## Begin
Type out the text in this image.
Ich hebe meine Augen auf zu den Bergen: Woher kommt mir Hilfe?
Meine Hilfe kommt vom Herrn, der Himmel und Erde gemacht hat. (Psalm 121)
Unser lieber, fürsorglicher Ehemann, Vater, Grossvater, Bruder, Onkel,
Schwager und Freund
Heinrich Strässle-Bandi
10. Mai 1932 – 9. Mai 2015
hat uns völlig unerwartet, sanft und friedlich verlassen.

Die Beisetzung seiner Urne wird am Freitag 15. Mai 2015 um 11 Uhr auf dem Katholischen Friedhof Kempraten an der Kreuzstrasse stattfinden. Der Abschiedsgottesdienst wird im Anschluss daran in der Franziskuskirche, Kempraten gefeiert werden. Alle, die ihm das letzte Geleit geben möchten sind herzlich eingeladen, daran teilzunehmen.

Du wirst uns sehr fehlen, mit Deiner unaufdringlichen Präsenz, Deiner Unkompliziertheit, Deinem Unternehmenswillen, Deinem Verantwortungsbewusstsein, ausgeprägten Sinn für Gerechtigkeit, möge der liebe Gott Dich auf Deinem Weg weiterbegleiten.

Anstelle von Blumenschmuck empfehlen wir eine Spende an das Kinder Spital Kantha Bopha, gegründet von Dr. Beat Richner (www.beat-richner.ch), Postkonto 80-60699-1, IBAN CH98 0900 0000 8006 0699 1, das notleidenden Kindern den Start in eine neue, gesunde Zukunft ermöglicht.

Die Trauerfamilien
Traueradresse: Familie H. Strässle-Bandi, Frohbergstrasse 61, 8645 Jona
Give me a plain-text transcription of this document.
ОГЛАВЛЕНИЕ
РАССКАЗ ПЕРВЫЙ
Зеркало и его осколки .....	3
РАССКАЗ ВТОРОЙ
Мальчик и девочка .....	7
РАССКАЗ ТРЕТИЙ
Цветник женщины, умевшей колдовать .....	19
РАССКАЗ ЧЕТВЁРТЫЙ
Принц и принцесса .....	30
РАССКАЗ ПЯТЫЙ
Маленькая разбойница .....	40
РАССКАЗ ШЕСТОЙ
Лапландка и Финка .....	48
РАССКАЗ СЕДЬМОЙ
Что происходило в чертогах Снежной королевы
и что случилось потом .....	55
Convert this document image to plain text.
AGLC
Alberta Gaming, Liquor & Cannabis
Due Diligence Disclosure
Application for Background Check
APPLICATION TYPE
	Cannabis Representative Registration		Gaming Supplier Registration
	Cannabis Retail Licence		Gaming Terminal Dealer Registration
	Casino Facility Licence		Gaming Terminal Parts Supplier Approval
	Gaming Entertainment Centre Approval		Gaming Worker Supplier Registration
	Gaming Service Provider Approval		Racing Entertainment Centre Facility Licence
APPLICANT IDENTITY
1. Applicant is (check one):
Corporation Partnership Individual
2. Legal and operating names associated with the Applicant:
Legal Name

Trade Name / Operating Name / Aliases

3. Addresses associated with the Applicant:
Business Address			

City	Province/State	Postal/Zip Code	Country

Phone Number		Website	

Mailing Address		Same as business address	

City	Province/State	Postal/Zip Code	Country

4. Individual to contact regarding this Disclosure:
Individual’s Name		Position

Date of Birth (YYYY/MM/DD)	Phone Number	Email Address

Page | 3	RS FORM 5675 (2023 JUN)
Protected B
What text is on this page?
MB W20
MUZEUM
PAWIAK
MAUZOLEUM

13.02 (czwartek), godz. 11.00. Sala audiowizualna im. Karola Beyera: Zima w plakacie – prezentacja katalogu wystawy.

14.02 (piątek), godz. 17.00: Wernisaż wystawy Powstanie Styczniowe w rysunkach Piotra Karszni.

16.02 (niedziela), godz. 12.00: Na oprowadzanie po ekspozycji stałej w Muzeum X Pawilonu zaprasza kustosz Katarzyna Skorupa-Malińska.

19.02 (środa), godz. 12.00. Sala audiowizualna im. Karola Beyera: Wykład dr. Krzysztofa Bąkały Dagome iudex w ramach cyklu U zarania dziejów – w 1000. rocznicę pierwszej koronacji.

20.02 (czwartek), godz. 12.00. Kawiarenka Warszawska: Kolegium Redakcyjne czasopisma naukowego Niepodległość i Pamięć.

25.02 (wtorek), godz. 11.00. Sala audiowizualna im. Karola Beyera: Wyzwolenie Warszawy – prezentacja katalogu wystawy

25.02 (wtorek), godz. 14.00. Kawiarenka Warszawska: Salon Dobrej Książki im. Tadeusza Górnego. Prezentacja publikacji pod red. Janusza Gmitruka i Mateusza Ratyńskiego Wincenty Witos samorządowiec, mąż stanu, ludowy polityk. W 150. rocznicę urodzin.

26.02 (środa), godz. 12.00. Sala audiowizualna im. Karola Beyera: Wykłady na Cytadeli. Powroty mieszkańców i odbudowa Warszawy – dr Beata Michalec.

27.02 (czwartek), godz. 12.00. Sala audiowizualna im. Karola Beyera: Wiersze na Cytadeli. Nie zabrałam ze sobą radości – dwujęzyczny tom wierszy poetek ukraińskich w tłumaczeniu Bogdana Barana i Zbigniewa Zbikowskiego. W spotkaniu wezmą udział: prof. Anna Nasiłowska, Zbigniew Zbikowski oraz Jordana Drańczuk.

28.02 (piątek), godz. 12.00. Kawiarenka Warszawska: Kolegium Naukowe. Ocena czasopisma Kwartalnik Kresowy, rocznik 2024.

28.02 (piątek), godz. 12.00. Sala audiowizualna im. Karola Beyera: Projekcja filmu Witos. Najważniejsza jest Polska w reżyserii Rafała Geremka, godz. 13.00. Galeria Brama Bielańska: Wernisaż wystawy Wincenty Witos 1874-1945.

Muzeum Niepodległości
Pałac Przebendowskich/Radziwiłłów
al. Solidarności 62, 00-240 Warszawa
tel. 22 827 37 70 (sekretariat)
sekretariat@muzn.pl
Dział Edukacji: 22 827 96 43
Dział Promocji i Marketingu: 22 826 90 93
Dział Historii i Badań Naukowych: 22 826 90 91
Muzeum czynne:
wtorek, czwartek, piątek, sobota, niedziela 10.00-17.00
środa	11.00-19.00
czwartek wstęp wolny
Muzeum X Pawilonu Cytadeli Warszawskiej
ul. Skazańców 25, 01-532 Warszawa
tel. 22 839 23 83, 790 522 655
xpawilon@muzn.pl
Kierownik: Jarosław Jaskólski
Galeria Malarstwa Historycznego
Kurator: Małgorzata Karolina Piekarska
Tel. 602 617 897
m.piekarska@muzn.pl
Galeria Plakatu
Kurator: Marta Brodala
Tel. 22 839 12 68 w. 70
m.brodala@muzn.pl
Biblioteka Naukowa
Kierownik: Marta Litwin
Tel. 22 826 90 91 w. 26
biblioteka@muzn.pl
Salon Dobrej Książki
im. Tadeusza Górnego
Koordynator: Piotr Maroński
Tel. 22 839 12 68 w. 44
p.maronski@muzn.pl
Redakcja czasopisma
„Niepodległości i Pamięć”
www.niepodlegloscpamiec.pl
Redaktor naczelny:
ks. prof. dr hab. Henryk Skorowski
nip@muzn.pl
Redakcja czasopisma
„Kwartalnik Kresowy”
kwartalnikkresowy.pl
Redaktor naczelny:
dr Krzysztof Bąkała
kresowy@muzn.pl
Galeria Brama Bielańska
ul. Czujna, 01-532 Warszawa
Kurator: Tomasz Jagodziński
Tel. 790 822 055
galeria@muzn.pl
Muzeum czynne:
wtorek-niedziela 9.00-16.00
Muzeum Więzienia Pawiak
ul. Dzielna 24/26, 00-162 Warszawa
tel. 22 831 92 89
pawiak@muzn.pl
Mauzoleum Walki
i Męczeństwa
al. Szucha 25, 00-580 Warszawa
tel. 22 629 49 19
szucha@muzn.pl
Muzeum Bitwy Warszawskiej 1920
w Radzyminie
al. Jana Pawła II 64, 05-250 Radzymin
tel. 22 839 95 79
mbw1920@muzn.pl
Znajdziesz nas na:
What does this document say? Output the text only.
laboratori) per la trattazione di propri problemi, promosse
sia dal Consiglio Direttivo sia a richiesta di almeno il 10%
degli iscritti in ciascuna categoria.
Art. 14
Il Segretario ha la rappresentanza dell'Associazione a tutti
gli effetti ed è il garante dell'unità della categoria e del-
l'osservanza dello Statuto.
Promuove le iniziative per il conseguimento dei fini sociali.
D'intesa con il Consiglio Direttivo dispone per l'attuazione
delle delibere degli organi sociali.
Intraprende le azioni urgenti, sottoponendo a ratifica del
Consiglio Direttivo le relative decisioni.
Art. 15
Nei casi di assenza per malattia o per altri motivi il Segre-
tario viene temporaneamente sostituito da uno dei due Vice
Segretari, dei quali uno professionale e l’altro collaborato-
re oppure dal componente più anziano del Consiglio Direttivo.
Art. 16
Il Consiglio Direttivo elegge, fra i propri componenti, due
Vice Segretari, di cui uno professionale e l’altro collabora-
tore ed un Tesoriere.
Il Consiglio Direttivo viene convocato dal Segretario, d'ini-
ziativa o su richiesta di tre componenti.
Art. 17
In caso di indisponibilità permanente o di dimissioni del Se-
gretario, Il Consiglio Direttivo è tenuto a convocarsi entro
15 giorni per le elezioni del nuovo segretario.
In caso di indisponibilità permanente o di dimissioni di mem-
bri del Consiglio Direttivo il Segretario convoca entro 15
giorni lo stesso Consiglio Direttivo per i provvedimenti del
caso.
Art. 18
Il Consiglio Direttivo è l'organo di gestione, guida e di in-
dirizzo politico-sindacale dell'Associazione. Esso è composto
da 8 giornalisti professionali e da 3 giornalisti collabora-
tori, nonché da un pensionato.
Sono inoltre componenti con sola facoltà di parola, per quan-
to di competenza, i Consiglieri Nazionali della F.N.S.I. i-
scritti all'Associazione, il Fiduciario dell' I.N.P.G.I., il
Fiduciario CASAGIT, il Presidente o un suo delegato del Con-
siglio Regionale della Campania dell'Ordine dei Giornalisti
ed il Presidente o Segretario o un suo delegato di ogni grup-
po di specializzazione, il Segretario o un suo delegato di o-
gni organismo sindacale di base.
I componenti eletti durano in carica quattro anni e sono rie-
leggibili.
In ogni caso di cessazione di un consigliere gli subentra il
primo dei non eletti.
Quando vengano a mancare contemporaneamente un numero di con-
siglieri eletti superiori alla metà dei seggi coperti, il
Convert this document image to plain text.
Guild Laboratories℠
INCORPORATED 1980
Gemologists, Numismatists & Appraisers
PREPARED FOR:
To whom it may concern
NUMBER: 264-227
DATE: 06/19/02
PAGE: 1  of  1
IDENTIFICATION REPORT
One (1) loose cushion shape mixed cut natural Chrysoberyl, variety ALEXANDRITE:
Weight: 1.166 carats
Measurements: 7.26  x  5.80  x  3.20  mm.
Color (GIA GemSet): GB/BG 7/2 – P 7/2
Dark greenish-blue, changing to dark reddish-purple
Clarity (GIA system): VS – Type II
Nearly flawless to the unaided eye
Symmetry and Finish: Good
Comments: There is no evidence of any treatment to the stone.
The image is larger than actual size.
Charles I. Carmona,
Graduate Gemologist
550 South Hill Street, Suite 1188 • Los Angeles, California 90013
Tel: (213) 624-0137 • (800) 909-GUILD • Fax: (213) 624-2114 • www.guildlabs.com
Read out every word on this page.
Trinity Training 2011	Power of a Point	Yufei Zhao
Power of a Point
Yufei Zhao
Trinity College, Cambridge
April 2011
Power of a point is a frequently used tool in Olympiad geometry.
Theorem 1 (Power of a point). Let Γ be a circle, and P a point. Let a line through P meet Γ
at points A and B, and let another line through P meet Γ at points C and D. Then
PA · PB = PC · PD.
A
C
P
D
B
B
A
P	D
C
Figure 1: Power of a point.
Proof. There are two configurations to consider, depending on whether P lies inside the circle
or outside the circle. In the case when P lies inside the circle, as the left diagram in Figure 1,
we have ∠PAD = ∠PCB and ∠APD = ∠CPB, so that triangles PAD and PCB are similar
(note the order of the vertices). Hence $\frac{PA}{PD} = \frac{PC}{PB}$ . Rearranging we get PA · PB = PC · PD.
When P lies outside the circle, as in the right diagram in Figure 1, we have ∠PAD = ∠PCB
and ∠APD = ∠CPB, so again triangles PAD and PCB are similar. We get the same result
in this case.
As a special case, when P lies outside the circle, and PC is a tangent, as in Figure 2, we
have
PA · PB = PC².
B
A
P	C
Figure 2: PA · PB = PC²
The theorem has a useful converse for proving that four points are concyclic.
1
## End
### [TASK BRIEF]
Go through the material and copy out every line with "propri" in it.

### [FINISHED TASK]
laboratori) per la trattazione di propri problemi, promosse
Il Consiglio Direttivo elegge, fra i propri componenti, due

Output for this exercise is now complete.